### Direction
Find and copy every line in the records that includes the string "coordinate".

Figure collection entries:

※

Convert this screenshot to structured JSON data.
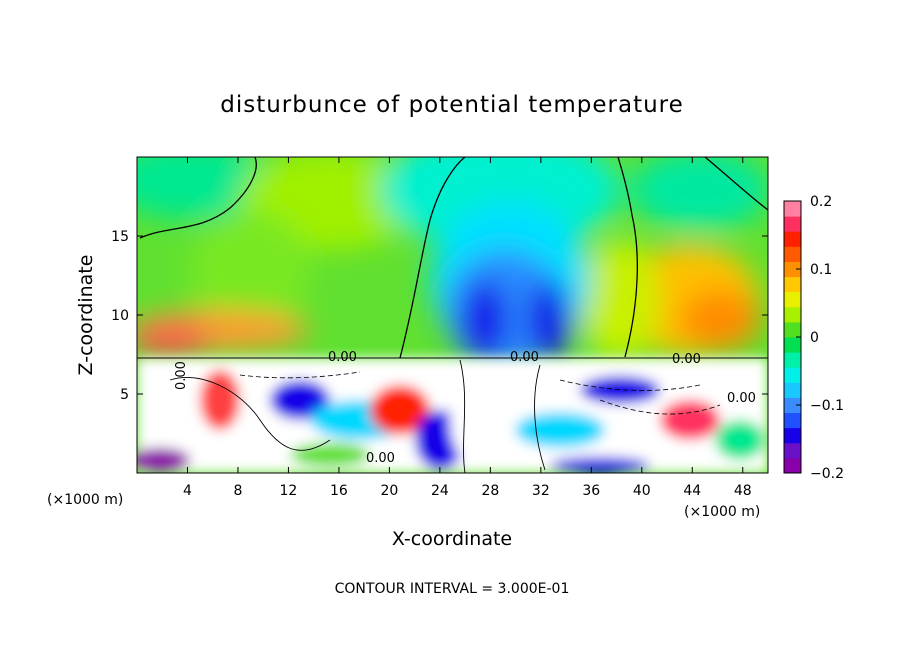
{
  "chart_data": {
    "type": "heatmap",
    "title": "disturbunce of potential temperature",
    "xlabel": "X-coordinate",
    "ylabel": "Z-coordinate",
    "x_unit_left": "(×1000 m)",
    "x_unit_right": "(×1000 m)",
    "footer": "CONTOUR INTERVAL = 3.000E-01",
    "xlim": [
      0,
      50
    ],
    "ylim": [
      0,
      20
    ],
    "xticks": [
      4,
      8,
      12,
      16,
      20,
      24,
      28,
      32,
      36,
      40,
      44,
      48
    ],
    "yticks": [
      5,
      10,
      15
    ],
    "colorbar": {
      "range": [
        -0.2,
        0.2
      ],
      "tick_values": [
        0.2,
        0.1,
        0,
        -0.1,
        -0.2
      ],
      "tick_labels": [
        "0.2",
        "0.1",
        "0",
        "−0.1",
        "−0.2"
      ],
      "colors": [
        "#8a00a8",
        "#6a10c8",
        "#1800e8",
        "#2050ff",
        "#3a8cff",
        "#18c8ff",
        "#00f0e8",
        "#00f0a8",
        "#00e050",
        "#50e020",
        "#a8f000",
        "#e8f000",
        "#ffc800",
        "#ff9000",
        "#ff5a00",
        "#ff2000",
        "#ff3060",
        "#ff80a0"
      ]
    },
    "contour_labels": [
      "0.00",
      "0.00",
      "0.00",
      "0.00",
      "0.00",
      "0.00"
    ],
    "features": {
      "interface_height": 7.2,
      "cold_dome": {
        "x_center": 30.5,
        "top": 17.5,
        "min_value": -0.2
      },
      "warm_region": {
        "x_center": 44,
        "z_center": 11.5,
        "max_value": 0.1
      },
      "turbulent_layer": {
        "z_range": [
          0,
          7.2
        ],
        "amplitude": "beyond ±0.2"
      }
    }
  }
}
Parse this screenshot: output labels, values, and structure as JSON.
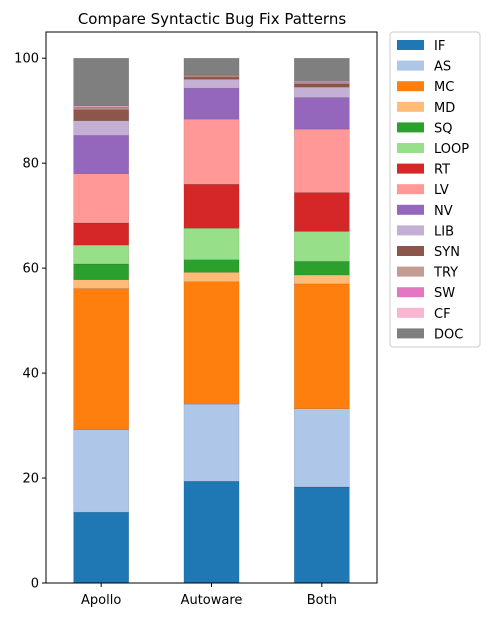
{
  "chart_data": {
    "type": "bar",
    "stacked": true,
    "title": "Compare Syntactic Bug Fix Patterns",
    "xlabel": "",
    "ylabel": "",
    "categories": [
      "Apollo",
      "Autoware",
      "Both"
    ],
    "ylim": [
      0,
      105
    ],
    "yticks": [
      0,
      20,
      40,
      60,
      80,
      100
    ],
    "grid": false,
    "legend_position": "outside-right",
    "series": [
      {
        "name": "IF",
        "color": "#1f77b4",
        "values": [
          13.5,
          19.4,
          18.3
        ]
      },
      {
        "name": "AS",
        "color": "#aec7e8",
        "values": [
          15.7,
          14.7,
          14.9
        ]
      },
      {
        "name": "MC",
        "color": "#ff7f0e",
        "values": [
          26.9,
          23.3,
          23.8
        ]
      },
      {
        "name": "MD",
        "color": "#ffbb78",
        "values": [
          1.7,
          1.8,
          1.7
        ]
      },
      {
        "name": "SQ",
        "color": "#2ca02c",
        "values": [
          3.0,
          2.4,
          2.6
        ]
      },
      {
        "name": "LOOP",
        "color": "#98df8a",
        "values": [
          3.6,
          6.0,
          5.7
        ]
      },
      {
        "name": "RT",
        "color": "#d62728",
        "values": [
          4.2,
          8.4,
          7.4
        ]
      },
      {
        "name": "LV",
        "color": "#ff9896",
        "values": [
          9.4,
          12.4,
          12.1
        ]
      },
      {
        "name": "NV",
        "color": "#9467bd",
        "values": [
          7.3,
          5.9,
          6.0
        ]
      },
      {
        "name": "LIB",
        "color": "#c5b0d5",
        "values": [
          2.8,
          1.7,
          2.0
        ]
      },
      {
        "name": "SYN",
        "color": "#8c564b",
        "values": [
          2.1,
          0.4,
          0.6
        ]
      },
      {
        "name": "TRY",
        "color": "#c49c94",
        "values": [
          0.3,
          0.2,
          0.2
        ]
      },
      {
        "name": "SW",
        "color": "#e377c2",
        "values": [
          0.2,
          0.1,
          0.1
        ]
      },
      {
        "name": "CF",
        "color": "#f7b6d2",
        "values": [
          0.2,
          0.1,
          0.2
        ]
      },
      {
        "name": "DOC",
        "color": "#7f7f7f",
        "values": [
          9.1,
          3.2,
          4.4
        ]
      }
    ]
  }
}
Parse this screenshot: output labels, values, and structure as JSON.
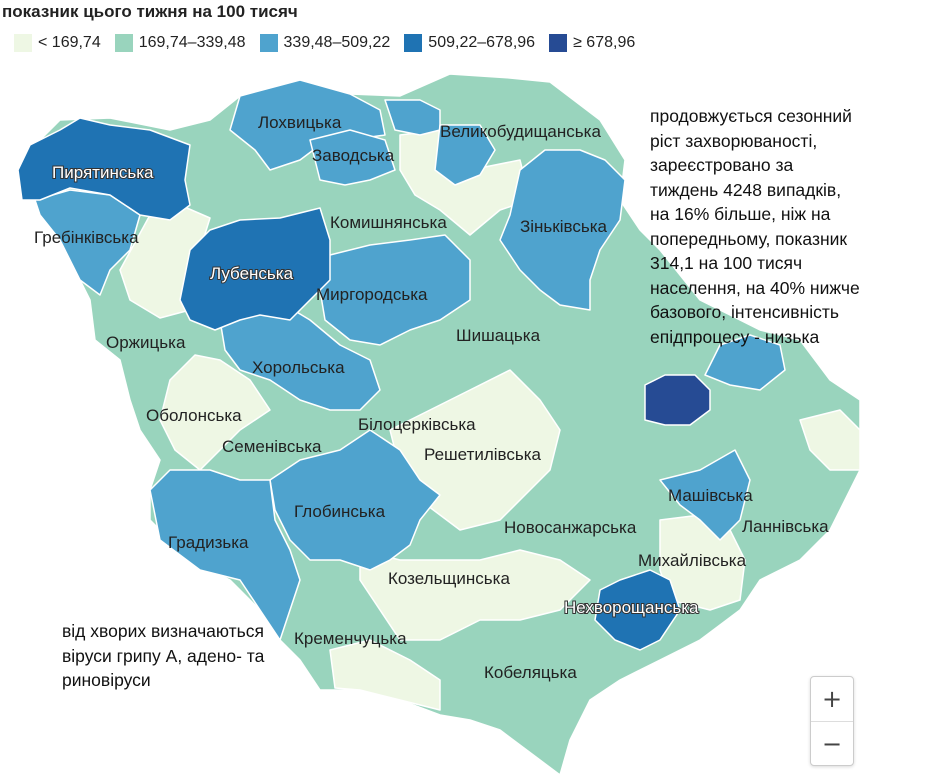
{
  "title": "показник цього тижня на 100 тисяч",
  "legend": [
    {
      "label": "< 169,74",
      "color": "#eef7e4"
    },
    {
      "label": "169,74–339,48",
      "color": "#99d4bd"
    },
    {
      "label": "339,48–509,22",
      "color": "#4fa3ce"
    },
    {
      "label": "509,22–678,96",
      "color": "#1f73b3"
    },
    {
      "label": "≥ 678,96",
      "color": "#264b94"
    }
  ],
  "districts": {
    "pyriatynska": "Пирятинська",
    "lokhvytska": "Лохвицька",
    "zavodska": "Заводська",
    "velykobudyshchanska": "Великобудищанська",
    "hrebinkivska": "Гребінківська",
    "komyshnianska": "Комишнянська",
    "zinkivska": "Зіньківська",
    "lubenska": "Лубенська",
    "myrhorodska": "Миргородська",
    "orzhytska": "Оржицька",
    "shyshatska": "Шишацька",
    "khorolska": "Хорольська",
    "obolonska": "Оболонська",
    "bilotserkivska": "Білоцерківська",
    "semenivska": "Семенівська",
    "reshetylivska": "Решетилівська",
    "mashivska": "Машівська",
    "hlobynska": "Глобинська",
    "novosanzharska": "Новосанжарська",
    "lannivska": "Ланнівська",
    "hradyzka": "Градизька",
    "mykhailivska": "Михайлівська",
    "kozelshchynska": "Козельщинська",
    "nekhvoroshchanska": "Нехворощанська",
    "kremenchutska": "Кременчуцька",
    "kobeliatska": "Кобеляцька"
  },
  "notes": {
    "right": "продовжується сезонний ріст захворюваності, зареєстровано за тиждень 4248 випадків, на 16% більше, ніж на попередньому, показник 314,1 на 100 тисяч населення, на 40% нижче базового, інтенсивність епідпроцесу - низька",
    "left": "від хворих визначаються віруси грипу А, адено- та риновіруси"
  },
  "zoom": {
    "in": "+",
    "out": "−"
  }
}
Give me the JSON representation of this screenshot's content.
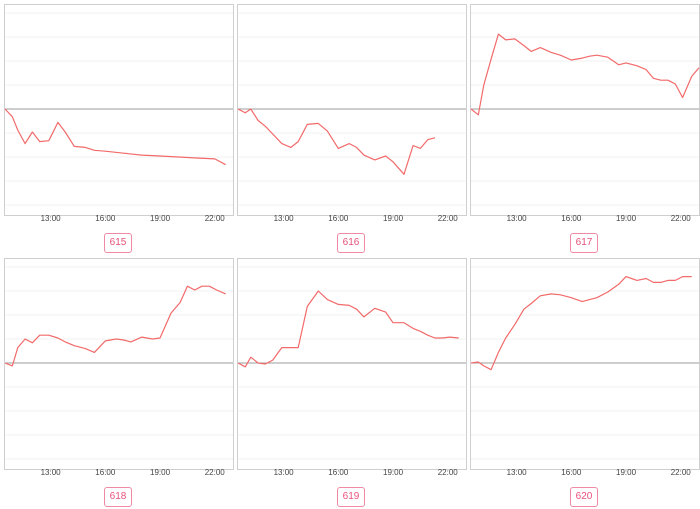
{
  "colors": {
    "line": "#f26a6a",
    "baseline": "#9e9e9e",
    "grid": "#f0f0f0",
    "badge": "#e8507a"
  },
  "chart_data": [
    {
      "type": "line",
      "id": "615",
      "x_ticks": [
        "13:00",
        "16:00",
        "19:00",
        "22:00"
      ],
      "xlim": [
        10.5,
        23.0
      ],
      "ylim": [
        -10,
        10
      ],
      "baseline": 0,
      "x": [
        10.5,
        10.9,
        11.2,
        11.6,
        12.0,
        12.4,
        12.9,
        13.4,
        13.8,
        14.3,
        14.9,
        15.4,
        16.0,
        17.0,
        18.0,
        19.0,
        20.0,
        21.0,
        22.0,
        22.6
      ],
      "y": [
        0,
        -0.8,
        -2.2,
        -3.6,
        -2.4,
        -3.4,
        -3.3,
        -1.4,
        -2.4,
        -3.9,
        -4.0,
        -4.3,
        -4.4,
        -4.6,
        -4.8,
        -4.9,
        -5.0,
        -5.1,
        -5.2,
        -5.8
      ]
    },
    {
      "type": "line",
      "id": "616",
      "x_ticks": [
        "13:00",
        "16:00",
        "19:00",
        "22:00"
      ],
      "xlim": [
        10.5,
        23.0
      ],
      "ylim": [
        -10,
        10
      ],
      "baseline": 0,
      "x": [
        10.5,
        10.9,
        11.2,
        11.6,
        12.0,
        12.4,
        12.9,
        13.4,
        13.8,
        14.3,
        14.9,
        15.4,
        16.0,
        16.6,
        17.0,
        17.4,
        18.0,
        18.6,
        19.0,
        19.6,
        20.1,
        20.5,
        20.9,
        21.3
      ],
      "y": [
        0,
        -0.4,
        0,
        -1.2,
        -1.8,
        -2.6,
        -3.6,
        -4.0,
        -3.4,
        -1.6,
        -1.5,
        -2.3,
        -4.1,
        -3.6,
        -4.0,
        -4.8,
        -5.3,
        -4.9,
        -5.5,
        -6.8,
        -3.8,
        -4.1,
        -3.2,
        -3.0
      ]
    },
    {
      "type": "line",
      "id": "617",
      "x_ticks": [
        "13:00",
        "16:00",
        "19:00",
        "22:00"
      ],
      "xlim": [
        10.5,
        23.0
      ],
      "ylim": [
        -10,
        10
      ],
      "baseline": 0,
      "x": [
        10.5,
        10.9,
        11.2,
        11.6,
        12.0,
        12.4,
        12.9,
        13.4,
        13.8,
        14.3,
        14.9,
        15.4,
        16.0,
        16.6,
        17.0,
        17.4,
        18.0,
        18.6,
        19.0,
        19.6,
        20.1,
        20.5,
        20.9,
        21.3,
        21.7,
        22.1,
        22.6,
        23.0
      ],
      "y": [
        0,
        -0.6,
        2.5,
        5.2,
        7.8,
        7.2,
        7.3,
        6.6,
        6.0,
        6.4,
        5.9,
        5.6,
        5.1,
        5.3,
        5.5,
        5.6,
        5.4,
        4.6,
        4.8,
        4.5,
        4.1,
        3.2,
        3.0,
        3.0,
        2.6,
        1.2,
        3.4,
        4.3
      ]
    },
    {
      "type": "line",
      "id": "618",
      "x_ticks": [
        "13:00",
        "16:00",
        "19:00",
        "22:00"
      ],
      "xlim": [
        10.5,
        23.0
      ],
      "ylim": [
        -10,
        10
      ],
      "baseline": 0,
      "x": [
        10.5,
        10.9,
        11.2,
        11.6,
        12.0,
        12.4,
        12.9,
        13.4,
        13.8,
        14.3,
        14.9,
        15.4,
        16.0,
        16.6,
        17.0,
        17.4,
        18.0,
        18.6,
        19.0,
        19.6,
        20.1,
        20.5,
        20.9,
        21.3,
        21.7,
        22.1,
        22.6
      ],
      "y": [
        0,
        -0.3,
        1.6,
        2.5,
        2.1,
        2.9,
        2.9,
        2.6,
        2.2,
        1.8,
        1.5,
        1.1,
        2.3,
        2.5,
        2.4,
        2.2,
        2.7,
        2.5,
        2.6,
        5.2,
        6.3,
        8.0,
        7.6,
        8.0,
        8.0,
        7.6,
        7.2
      ]
    },
    {
      "type": "line",
      "id": "619",
      "x_ticks": [
        "13:00",
        "16:00",
        "19:00",
        "22:00"
      ],
      "xlim": [
        10.5,
        23.0
      ],
      "ylim": [
        -10,
        10
      ],
      "baseline": 0,
      "x": [
        10.5,
        10.9,
        11.2,
        11.6,
        12.0,
        12.4,
        12.9,
        13.4,
        13.8,
        14.3,
        14.9,
        15.4,
        16.0,
        16.6,
        17.0,
        17.4,
        18.0,
        18.6,
        19.0,
        19.6,
        20.1,
        20.5,
        20.9,
        21.3,
        21.7,
        22.1,
        22.6
      ],
      "y": [
        0,
        -0.4,
        0.6,
        0,
        -0.1,
        0.3,
        1.6,
        1.6,
        1.6,
        5.9,
        7.5,
        6.6,
        6.1,
        6.0,
        5.6,
        4.8,
        5.7,
        5.3,
        4.2,
        4.2,
        3.6,
        3.3,
        2.9,
        2.6,
        2.6,
        2.7,
        2.6
      ]
    },
    {
      "type": "line",
      "id": "620",
      "x_ticks": [
        "13:00",
        "16:00",
        "19:00",
        "22:00"
      ],
      "xlim": [
        10.5,
        23.0
      ],
      "ylim": [
        -10,
        10
      ],
      "baseline": 0,
      "x": [
        10.5,
        10.9,
        11.2,
        11.6,
        12.0,
        12.4,
        12.9,
        13.4,
        13.8,
        14.3,
        14.9,
        15.4,
        16.0,
        16.6,
        17.0,
        17.4,
        18.0,
        18.6,
        19.0,
        19.6,
        20.1,
        20.5,
        20.9,
        21.3,
        21.7,
        22.1,
        22.6
      ],
      "y": [
        0,
        0.1,
        -0.3,
        -0.7,
        1.1,
        2.6,
        4.0,
        5.6,
        6.2,
        7.0,
        7.2,
        7.1,
        6.8,
        6.4,
        6.6,
        6.8,
        7.4,
        8.2,
        9.0,
        8.6,
        8.8,
        8.4,
        8.4,
        8.6,
        8.6,
        9.0,
        9.0
      ]
    }
  ]
}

※

### Solution for this exercise
    "xlabel": "X-coordinate",
    "ylabel": "Z-coordinate",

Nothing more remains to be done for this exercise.